**Exercise description:** Give the number of lines that contain the string "chục", and nothing else.

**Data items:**
╭──
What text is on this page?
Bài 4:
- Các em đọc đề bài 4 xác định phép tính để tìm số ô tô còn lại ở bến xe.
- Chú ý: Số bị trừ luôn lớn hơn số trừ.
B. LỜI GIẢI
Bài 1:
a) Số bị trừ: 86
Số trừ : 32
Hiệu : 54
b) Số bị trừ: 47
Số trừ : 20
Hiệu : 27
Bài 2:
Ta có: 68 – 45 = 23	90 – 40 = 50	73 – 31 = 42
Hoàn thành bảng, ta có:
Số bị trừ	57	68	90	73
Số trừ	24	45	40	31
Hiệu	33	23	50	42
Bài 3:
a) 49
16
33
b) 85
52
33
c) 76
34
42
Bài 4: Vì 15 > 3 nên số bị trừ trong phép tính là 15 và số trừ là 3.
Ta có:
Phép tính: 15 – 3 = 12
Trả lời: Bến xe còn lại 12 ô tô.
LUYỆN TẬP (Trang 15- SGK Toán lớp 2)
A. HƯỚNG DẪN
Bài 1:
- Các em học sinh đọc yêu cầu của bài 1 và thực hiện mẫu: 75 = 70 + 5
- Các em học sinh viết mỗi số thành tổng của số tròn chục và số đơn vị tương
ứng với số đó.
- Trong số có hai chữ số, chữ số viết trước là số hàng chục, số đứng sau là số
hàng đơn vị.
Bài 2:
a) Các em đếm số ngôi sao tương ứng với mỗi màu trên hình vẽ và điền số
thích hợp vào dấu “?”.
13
╰──
**Written solution:** 2